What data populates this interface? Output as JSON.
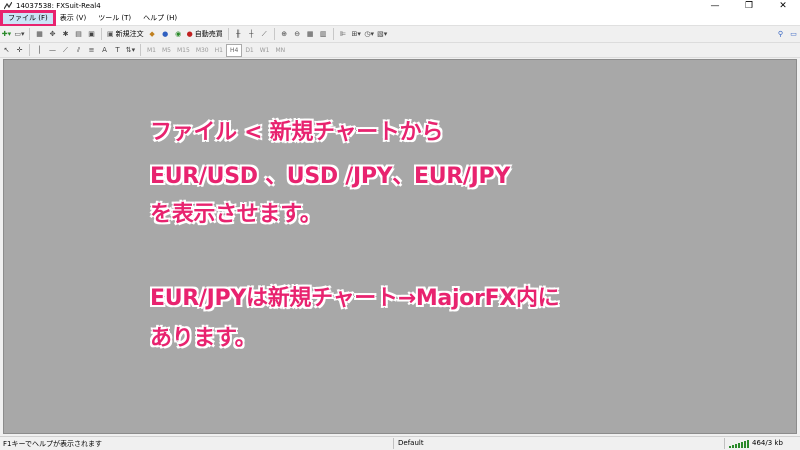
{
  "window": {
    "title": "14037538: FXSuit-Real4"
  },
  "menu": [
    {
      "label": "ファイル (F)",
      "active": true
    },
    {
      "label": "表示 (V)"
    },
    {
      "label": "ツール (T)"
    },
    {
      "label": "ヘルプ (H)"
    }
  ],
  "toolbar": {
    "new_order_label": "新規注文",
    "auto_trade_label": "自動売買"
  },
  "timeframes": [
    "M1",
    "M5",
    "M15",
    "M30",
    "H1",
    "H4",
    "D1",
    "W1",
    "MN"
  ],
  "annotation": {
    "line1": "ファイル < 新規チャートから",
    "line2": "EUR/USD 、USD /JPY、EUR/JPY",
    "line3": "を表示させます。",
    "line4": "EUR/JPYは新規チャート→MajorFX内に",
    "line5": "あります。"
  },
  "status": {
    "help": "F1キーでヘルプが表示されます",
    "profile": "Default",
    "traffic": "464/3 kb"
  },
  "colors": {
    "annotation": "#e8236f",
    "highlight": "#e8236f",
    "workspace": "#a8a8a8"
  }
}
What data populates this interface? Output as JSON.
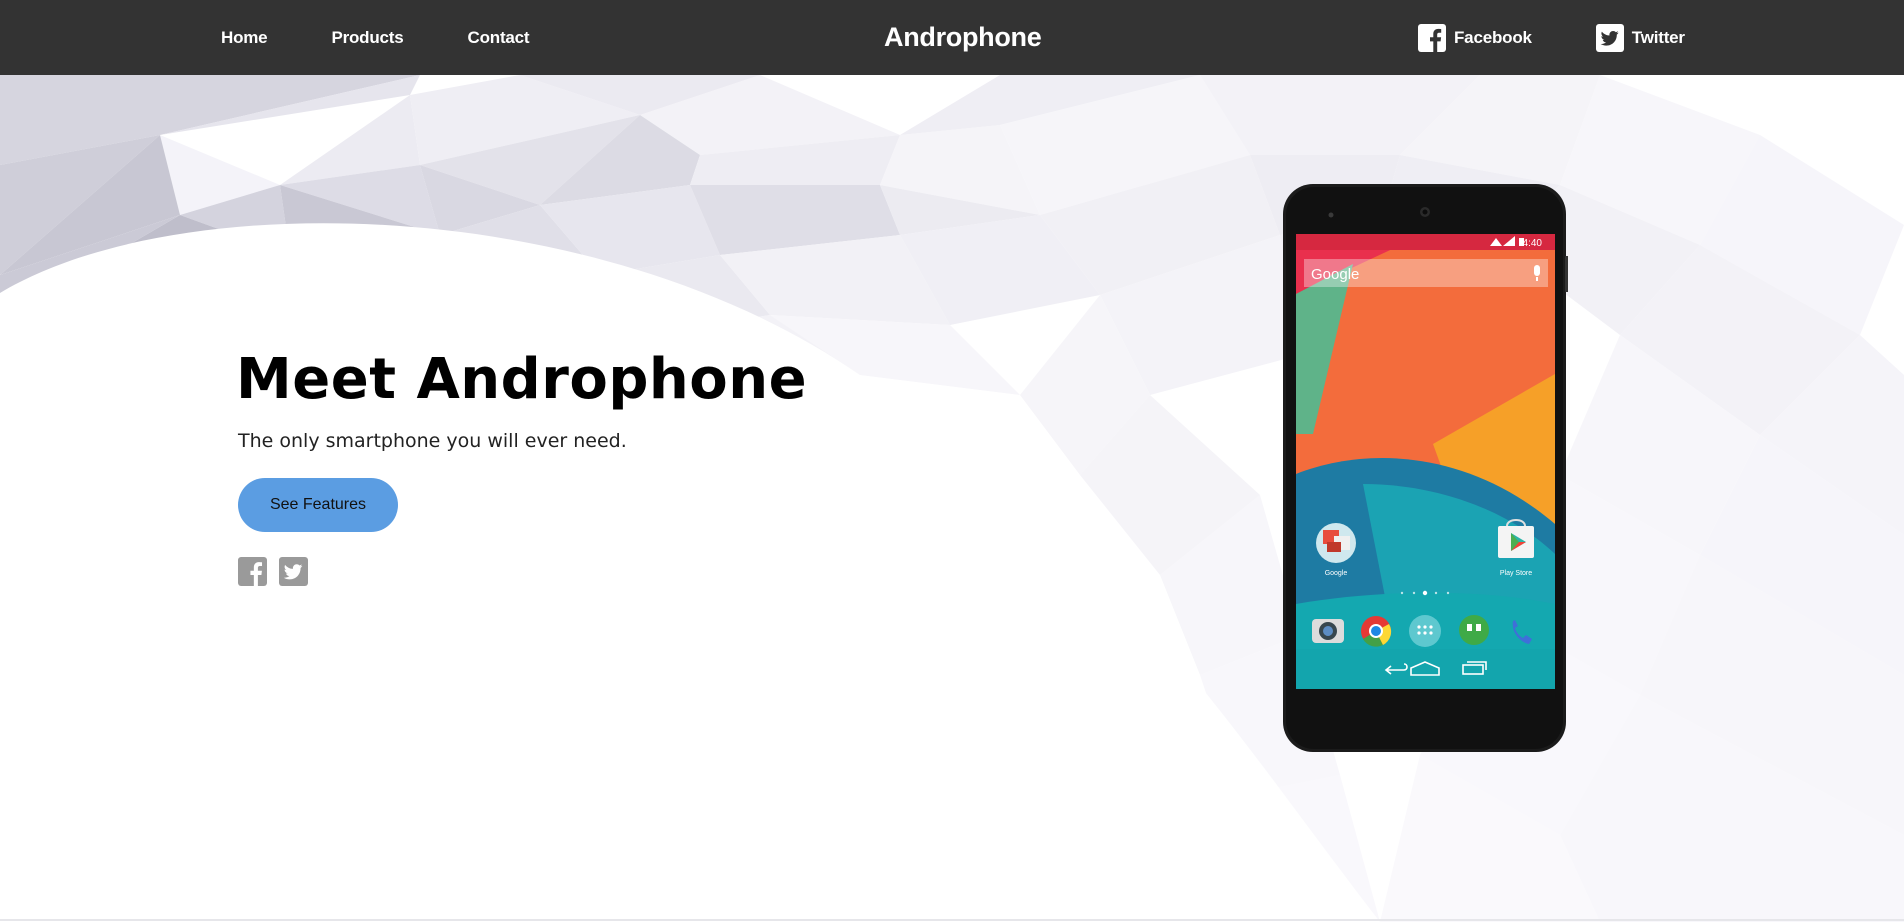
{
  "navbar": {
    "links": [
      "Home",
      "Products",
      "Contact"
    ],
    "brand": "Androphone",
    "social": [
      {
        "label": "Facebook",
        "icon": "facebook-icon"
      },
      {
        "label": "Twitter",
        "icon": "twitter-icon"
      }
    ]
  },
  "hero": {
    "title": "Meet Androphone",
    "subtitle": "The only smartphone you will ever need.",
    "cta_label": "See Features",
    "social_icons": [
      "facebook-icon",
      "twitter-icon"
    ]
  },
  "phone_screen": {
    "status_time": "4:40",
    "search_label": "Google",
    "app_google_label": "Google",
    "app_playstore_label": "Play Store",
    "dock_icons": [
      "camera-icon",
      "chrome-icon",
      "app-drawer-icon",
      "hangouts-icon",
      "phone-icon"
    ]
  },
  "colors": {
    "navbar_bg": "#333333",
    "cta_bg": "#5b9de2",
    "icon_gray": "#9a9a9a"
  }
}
___
■ Your task: Copy out the whole listing exactly, and don't carry over any pictures.

■ Output of the task:
What data populates this interface? Output as JSON.
{
  "window": {
    "title": "14037538: FXSuit-Real4"
  },
  "menu": [
    {
      "label": "ファイル (F)",
      "active": true
    },
    {
      "label": "表示 (V)"
    },
    {
      "label": "ツール (T)"
    },
    {
      "label": "ヘルプ (H)"
    }
  ],
  "toolbar": {
    "new_order_label": "新規注文",
    "auto_trade_label": "自動売買"
  },
  "timeframes": [
    "M1",
    "M5",
    "M15",
    "M30",
    "H1",
    "H4",
    "D1",
    "W1",
    "MN"
  ],
  "annotation": {
    "line1": "ファイル < 新規チャートから",
    "line2": "EUR/USD 、USD /JPY、EUR/JPY",
    "line3": "を表示させます。",
    "line4": "EUR/JPYは新規チャート→MajorFX内に",
    "line5": "あります。"
  },
  "status": {
    "help": "F1キーでヘルプが表示されます",
    "profile": "Default",
    "traffic": "464/3 kb"
  },
  "colors": {
    "annotation": "#e8236f",
    "highlight": "#e8236f",
    "workspace": "#a8a8a8"
  }
}
What data populates this interface? Output as JSON.
{
  "navbar": {
    "links": [
      "Home",
      "Products",
      "Contact"
    ],
    "brand": "Androphone",
    "social": [
      {
        "label": "Facebook",
        "icon": "facebook-icon"
      },
      {
        "label": "Twitter",
        "icon": "twitter-icon"
      }
    ]
  },
  "hero": {
    "title": "Meet Androphone",
    "subtitle": "The only smartphone you will ever need.",
    "cta_label": "See Features",
    "social_icons": [
      "facebook-icon",
      "twitter-icon"
    ]
  },
  "phone_screen": {
    "status_time": "4:40",
    "search_label": "Google",
    "app_google_label": "Google",
    "app_playstore_label": "Play Store",
    "dock_icons": [
      "camera-icon",
      "chrome-icon",
      "app-drawer-icon",
      "hangouts-icon",
      "phone-icon"
    ]
  },
  "colors": {
    "navbar_bg": "#333333",
    "cta_bg": "#5b9de2",
    "icon_gray": "#9a9a9a"
  }
}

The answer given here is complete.